Stored records
┌──

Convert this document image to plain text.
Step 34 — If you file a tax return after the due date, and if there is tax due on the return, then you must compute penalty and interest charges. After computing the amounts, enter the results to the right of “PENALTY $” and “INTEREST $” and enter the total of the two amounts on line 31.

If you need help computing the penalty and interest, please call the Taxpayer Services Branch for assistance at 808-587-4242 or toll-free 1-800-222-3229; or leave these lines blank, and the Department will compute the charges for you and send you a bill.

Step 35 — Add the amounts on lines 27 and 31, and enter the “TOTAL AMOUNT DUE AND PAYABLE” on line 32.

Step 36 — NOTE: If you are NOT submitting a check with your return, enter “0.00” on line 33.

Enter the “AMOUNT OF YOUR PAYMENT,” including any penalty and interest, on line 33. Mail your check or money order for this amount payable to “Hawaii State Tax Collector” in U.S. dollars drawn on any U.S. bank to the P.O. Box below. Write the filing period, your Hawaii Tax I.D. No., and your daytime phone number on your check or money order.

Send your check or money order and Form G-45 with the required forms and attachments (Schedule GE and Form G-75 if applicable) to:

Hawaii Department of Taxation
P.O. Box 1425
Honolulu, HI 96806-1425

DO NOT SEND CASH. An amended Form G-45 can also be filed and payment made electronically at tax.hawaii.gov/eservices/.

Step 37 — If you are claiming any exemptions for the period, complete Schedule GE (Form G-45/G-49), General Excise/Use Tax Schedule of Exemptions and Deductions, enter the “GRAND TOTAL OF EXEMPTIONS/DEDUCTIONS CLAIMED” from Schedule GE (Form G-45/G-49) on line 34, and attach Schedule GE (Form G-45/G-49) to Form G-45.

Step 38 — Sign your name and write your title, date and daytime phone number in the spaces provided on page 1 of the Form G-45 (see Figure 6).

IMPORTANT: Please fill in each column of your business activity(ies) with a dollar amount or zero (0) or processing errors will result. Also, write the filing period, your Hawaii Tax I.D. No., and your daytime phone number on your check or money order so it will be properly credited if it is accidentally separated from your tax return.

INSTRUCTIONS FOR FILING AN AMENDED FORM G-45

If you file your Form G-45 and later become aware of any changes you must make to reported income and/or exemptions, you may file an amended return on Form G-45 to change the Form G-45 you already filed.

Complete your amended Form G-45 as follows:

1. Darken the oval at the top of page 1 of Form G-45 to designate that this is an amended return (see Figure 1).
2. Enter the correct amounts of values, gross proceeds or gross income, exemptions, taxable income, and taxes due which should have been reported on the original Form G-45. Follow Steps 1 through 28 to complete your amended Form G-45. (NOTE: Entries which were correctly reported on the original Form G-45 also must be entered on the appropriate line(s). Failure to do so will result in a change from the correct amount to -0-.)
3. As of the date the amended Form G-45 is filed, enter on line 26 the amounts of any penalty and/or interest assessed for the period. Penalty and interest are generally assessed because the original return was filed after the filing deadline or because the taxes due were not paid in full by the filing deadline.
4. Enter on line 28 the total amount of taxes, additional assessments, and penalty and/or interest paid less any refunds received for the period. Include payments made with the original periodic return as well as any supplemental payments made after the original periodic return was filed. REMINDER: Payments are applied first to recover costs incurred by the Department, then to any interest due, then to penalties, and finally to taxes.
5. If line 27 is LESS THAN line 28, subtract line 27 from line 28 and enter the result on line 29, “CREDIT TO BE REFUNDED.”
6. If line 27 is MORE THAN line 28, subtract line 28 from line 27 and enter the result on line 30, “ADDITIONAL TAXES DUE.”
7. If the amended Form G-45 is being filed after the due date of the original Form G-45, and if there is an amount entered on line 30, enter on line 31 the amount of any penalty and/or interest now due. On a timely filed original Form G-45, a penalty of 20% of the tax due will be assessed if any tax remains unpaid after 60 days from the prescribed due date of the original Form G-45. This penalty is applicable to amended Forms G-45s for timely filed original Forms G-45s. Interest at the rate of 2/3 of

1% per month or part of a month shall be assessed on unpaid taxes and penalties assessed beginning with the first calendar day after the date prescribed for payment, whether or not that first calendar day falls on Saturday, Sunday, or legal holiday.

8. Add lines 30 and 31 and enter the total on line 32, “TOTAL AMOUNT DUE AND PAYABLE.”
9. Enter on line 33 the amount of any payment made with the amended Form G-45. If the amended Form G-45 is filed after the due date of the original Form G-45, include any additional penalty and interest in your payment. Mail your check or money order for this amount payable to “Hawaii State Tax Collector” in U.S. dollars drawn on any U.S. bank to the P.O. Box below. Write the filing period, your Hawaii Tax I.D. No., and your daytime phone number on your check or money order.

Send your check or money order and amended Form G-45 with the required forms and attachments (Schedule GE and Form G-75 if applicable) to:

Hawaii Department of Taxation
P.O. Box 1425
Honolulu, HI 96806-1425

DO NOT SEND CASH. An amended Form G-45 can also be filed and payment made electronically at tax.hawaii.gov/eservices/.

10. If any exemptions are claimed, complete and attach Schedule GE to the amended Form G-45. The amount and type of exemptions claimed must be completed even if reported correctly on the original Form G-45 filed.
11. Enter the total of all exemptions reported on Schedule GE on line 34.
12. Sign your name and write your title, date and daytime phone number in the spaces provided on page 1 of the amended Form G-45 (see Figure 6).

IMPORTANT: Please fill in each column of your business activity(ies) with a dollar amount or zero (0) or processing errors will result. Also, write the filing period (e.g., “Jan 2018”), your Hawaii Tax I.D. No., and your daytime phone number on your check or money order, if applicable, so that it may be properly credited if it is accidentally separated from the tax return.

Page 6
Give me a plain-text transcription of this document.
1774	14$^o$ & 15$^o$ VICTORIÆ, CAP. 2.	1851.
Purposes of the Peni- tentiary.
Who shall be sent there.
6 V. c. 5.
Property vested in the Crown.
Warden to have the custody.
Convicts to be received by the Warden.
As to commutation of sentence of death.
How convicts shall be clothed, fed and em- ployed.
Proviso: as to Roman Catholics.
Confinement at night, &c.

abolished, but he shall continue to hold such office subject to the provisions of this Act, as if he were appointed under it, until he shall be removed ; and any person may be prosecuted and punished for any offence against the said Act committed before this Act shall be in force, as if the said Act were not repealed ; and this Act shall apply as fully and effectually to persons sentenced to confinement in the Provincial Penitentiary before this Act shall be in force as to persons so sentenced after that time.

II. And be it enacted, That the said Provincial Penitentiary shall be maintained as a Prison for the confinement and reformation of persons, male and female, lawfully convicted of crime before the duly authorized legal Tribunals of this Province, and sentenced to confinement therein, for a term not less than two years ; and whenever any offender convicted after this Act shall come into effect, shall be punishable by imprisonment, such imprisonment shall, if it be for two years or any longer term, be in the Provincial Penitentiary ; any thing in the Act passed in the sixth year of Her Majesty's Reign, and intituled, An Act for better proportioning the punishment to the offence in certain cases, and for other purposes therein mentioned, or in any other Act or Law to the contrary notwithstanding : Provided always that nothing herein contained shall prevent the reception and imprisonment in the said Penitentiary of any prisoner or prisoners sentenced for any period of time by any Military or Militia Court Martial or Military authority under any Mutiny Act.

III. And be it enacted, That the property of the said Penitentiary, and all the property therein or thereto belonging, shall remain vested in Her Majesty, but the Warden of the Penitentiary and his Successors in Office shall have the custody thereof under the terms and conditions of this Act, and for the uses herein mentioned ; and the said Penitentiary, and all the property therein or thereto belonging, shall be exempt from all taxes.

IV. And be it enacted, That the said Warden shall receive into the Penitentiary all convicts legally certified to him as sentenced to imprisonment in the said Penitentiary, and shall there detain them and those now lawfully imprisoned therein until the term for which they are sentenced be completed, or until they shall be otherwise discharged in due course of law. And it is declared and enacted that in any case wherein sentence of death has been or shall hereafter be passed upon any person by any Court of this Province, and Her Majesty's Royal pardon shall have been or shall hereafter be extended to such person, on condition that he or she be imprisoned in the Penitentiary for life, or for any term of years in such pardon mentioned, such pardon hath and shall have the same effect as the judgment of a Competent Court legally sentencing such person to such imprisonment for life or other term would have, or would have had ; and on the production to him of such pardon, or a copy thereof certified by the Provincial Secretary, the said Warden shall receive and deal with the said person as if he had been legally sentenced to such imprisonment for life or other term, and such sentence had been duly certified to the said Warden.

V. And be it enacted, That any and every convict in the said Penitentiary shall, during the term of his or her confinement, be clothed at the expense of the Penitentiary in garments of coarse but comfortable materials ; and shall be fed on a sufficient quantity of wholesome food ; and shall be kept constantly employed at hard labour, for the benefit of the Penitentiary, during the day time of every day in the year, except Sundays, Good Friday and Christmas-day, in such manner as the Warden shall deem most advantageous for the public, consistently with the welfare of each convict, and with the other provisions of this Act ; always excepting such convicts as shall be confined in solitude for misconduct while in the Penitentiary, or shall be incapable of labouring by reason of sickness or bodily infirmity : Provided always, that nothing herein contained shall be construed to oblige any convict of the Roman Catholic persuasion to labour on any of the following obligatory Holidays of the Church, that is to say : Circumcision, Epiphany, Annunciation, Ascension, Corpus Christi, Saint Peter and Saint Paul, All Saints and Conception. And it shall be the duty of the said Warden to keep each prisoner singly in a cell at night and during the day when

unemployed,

└──

▶ _What is being asked_
Return every line of the preceding records in which the word "spaces" appears.

▶ _Solution_
Step 38 — Sign your name and write your title, date and daytime phone number in the spaces provided on page 1 of the Form G-45 (see Figure 6).
12. Sign your name and write your title, date and daytime phone number in the spaces provided on page 1 of the amended Form G-45 (see Figure 6).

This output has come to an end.